▶ Entries taken from a collection:
****************************************
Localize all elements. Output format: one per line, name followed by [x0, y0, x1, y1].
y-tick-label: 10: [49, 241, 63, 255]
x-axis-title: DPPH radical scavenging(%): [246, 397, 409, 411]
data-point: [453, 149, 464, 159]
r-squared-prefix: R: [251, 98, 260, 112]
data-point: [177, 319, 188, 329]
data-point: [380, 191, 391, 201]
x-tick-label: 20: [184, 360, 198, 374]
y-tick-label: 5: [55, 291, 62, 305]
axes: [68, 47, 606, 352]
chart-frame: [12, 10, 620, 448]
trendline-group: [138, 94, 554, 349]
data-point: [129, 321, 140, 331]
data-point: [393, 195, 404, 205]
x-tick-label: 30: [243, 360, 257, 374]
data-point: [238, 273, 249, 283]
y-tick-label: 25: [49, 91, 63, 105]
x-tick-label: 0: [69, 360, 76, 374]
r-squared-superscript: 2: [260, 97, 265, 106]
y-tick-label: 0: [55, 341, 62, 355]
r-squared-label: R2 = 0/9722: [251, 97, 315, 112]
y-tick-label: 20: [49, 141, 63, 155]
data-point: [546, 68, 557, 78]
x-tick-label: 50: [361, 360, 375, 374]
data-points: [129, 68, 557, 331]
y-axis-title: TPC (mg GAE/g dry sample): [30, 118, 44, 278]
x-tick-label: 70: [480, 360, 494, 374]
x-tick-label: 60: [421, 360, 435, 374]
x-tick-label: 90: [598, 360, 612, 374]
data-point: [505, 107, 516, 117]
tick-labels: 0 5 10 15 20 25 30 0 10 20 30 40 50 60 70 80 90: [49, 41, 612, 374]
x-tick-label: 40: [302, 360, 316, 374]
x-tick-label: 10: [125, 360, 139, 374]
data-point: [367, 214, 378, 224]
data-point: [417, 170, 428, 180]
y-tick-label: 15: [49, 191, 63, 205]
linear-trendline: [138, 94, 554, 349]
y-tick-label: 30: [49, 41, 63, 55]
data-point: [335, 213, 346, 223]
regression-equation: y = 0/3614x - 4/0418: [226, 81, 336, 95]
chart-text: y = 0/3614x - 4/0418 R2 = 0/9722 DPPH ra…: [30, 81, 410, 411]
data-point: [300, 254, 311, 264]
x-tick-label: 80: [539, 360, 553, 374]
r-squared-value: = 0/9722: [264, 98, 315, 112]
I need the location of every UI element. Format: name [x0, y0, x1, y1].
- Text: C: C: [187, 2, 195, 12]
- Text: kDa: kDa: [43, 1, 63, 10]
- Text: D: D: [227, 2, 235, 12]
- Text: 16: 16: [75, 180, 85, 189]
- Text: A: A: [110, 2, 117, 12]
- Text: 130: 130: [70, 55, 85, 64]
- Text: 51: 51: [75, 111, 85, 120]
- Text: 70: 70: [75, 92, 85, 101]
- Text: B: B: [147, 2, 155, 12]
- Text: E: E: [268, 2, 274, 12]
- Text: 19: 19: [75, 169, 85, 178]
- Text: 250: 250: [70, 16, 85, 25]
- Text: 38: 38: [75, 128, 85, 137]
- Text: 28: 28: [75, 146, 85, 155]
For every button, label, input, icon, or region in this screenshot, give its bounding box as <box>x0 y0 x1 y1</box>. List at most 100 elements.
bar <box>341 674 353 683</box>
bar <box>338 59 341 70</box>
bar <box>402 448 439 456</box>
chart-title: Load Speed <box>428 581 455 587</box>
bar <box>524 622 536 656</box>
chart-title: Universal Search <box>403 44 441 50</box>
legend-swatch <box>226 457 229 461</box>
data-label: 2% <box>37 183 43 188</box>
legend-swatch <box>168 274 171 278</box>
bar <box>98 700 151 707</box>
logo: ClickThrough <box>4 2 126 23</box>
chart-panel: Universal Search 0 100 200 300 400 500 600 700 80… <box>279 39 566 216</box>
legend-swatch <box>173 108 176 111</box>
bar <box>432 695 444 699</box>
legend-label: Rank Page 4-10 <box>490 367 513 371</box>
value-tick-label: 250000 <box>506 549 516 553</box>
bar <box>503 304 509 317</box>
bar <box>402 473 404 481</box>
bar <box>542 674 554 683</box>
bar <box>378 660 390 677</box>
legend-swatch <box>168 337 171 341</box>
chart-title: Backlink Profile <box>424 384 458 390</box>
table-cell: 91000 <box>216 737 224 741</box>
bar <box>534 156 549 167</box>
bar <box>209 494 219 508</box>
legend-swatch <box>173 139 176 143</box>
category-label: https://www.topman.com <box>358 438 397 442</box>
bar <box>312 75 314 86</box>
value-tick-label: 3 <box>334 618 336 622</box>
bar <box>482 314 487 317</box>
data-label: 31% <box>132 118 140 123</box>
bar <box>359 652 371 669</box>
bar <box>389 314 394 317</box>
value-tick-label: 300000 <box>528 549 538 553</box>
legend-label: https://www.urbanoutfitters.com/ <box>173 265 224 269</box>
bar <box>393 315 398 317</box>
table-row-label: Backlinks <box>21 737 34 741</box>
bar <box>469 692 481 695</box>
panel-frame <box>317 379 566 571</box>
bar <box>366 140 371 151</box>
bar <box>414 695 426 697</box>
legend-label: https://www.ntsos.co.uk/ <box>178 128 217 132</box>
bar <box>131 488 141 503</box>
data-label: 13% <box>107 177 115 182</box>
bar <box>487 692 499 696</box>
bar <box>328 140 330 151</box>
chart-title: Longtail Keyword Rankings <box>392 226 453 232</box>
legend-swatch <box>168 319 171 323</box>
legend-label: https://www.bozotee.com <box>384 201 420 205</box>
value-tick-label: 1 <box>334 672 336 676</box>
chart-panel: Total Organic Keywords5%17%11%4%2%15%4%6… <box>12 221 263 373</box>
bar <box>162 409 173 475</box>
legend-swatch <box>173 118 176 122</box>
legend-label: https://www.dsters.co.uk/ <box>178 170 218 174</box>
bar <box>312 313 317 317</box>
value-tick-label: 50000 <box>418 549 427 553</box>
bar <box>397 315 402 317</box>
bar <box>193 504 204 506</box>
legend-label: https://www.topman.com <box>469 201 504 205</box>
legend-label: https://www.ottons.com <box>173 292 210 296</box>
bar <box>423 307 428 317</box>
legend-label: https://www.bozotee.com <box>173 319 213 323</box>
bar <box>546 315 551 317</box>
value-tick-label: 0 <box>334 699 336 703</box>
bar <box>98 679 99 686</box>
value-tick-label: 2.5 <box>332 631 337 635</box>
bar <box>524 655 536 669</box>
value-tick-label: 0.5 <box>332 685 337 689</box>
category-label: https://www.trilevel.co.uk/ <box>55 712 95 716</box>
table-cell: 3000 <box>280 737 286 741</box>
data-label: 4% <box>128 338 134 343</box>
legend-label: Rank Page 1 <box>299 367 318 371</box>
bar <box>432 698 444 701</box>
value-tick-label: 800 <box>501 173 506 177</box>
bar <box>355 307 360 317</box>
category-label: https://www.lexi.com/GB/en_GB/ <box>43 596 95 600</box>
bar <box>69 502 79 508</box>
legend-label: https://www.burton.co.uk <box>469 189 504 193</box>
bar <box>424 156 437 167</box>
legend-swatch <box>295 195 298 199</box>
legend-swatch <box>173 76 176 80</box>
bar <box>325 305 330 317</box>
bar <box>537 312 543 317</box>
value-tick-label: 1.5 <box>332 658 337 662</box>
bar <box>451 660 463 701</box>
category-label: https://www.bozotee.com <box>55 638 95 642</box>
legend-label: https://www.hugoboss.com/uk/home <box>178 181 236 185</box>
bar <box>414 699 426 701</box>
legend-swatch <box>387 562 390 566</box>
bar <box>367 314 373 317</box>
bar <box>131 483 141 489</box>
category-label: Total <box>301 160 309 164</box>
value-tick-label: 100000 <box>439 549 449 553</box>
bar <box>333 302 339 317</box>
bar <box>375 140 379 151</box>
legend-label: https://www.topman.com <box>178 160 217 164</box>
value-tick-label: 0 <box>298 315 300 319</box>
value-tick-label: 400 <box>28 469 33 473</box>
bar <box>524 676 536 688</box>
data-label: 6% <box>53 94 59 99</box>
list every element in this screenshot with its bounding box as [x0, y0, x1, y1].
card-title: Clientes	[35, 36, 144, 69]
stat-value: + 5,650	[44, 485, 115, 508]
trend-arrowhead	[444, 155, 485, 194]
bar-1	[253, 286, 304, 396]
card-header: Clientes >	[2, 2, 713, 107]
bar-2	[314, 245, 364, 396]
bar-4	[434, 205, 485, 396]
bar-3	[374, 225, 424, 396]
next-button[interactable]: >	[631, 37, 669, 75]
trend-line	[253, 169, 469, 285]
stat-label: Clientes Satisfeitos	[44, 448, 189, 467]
****************************************
▶ JOB: Repeat everything from the start of the items down to the line that contains "- Text: 16: 16: [75, 180, 85, 189]", word for word.

▶ FINAL ANSWER:
Localize all elements. Output format: one per line, name followed by [x0, y0, x1, y1].
y-tick-label: 10: [49, 241, 63, 255]
x-axis-title: DPPH radical scavenging(%): [246, 397, 409, 411]
data-point: [453, 149, 464, 159]
r-squared-prefix: R: [251, 98, 260, 112]
data-point: [177, 319, 188, 329]
data-point: [380, 191, 391, 201]
x-tick-label: 20: [184, 360, 198, 374]
y-tick-label: 5: [55, 291, 62, 305]
axes: [68, 47, 606, 352]
chart-frame: [12, 10, 620, 448]
trendline-group: [138, 94, 554, 349]
data-point: [129, 321, 140, 331]
data-point: [393, 195, 404, 205]
x-tick-label: 30: [243, 360, 257, 374]
data-point: [238, 273, 249, 283]
y-tick-label: 25: [49, 91, 63, 105]
x-tick-label: 0: [69, 360, 76, 374]
r-squared-superscript: 2: [260, 97, 265, 106]
y-tick-label: 0: [55, 341, 62, 355]
r-squared-label: R2 = 0/9722: [251, 97, 315, 112]
y-tick-label: 20: [49, 141, 63, 155]
data-point: [546, 68, 557, 78]
x-tick-label: 50: [361, 360, 375, 374]
data-points: [129, 68, 557, 331]
y-axis-title: TPC (mg GAE/g dry sample): [30, 118, 44, 278]
x-tick-label: 70: [480, 360, 494, 374]
x-tick-label: 60: [421, 360, 435, 374]
x-tick-label: 90: [598, 360, 612, 374]
data-point: [505, 107, 516, 117]
tick-labels: 0 5 10 15 20 25 30 0 10 20 30 40 50 60 70 80 90: [49, 41, 612, 374]
x-tick-label: 40: [302, 360, 316, 374]
x-tick-label: 10: [125, 360, 139, 374]
data-point: [367, 214, 378, 224]
data-point: [417, 170, 428, 180]
y-tick-label: 15: [49, 191, 63, 205]
linear-trendline: [138, 94, 554, 349]
y-tick-label: 30: [49, 41, 63, 55]
data-point: [335, 213, 346, 223]
regression-equation: y = 0/3614x - 4/0418: [226, 81, 336, 95]
chart-text: y = 0/3614x - 4/0418 R2 = 0/9722 DPPH ra…: [30, 81, 410, 411]
data-point: [300, 254, 311, 264]
x-tick-label: 80: [539, 360, 553, 374]
r-squared-value: = 0/9722: [264, 98, 315, 112]
I need the location of every UI element. Format: name [x0, y0, x1, y1].
- Text: C: C: [187, 2, 195, 12]
- Text: kDa: kDa: [43, 1, 63, 10]
- Text: D: D: [227, 2, 235, 12]
- Text: 16: 16: [75, 180, 85, 189]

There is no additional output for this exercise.